**OBJECTIVE**: From the listing below, pull out the lines that hold "Modular".

Start

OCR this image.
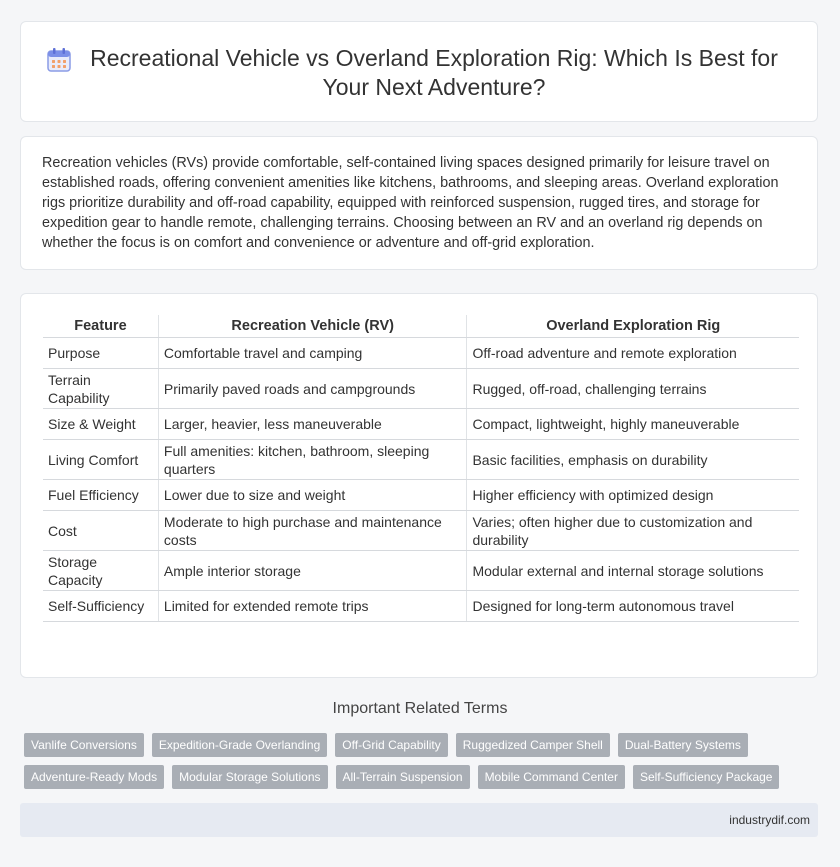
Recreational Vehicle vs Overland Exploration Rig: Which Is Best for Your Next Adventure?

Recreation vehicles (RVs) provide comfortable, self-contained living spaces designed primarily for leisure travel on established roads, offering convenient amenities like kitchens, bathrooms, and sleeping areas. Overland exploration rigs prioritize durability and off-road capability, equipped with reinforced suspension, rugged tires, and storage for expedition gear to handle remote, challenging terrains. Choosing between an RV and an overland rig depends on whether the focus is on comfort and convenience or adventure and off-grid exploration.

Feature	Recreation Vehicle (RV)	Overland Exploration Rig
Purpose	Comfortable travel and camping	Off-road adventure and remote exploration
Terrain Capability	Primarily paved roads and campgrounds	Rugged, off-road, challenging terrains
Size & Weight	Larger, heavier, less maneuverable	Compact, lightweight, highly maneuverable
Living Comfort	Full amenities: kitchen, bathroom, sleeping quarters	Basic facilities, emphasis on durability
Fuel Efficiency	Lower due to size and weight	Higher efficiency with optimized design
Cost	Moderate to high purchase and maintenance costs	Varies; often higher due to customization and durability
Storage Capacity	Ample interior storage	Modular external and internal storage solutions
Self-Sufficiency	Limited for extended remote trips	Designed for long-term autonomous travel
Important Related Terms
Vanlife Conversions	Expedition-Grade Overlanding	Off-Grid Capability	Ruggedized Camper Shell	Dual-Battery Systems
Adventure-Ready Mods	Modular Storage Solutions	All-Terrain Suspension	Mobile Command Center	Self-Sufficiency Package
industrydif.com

End

**RESPONSE BELOW**:
Storage Capacity	Ample interior storage	Modular external and internal storage solutions
Adventure-Ready Mods	Modular Storage Solutions	All-Terrain Suspension	Mobile Command Center	Self-Sufficiency Package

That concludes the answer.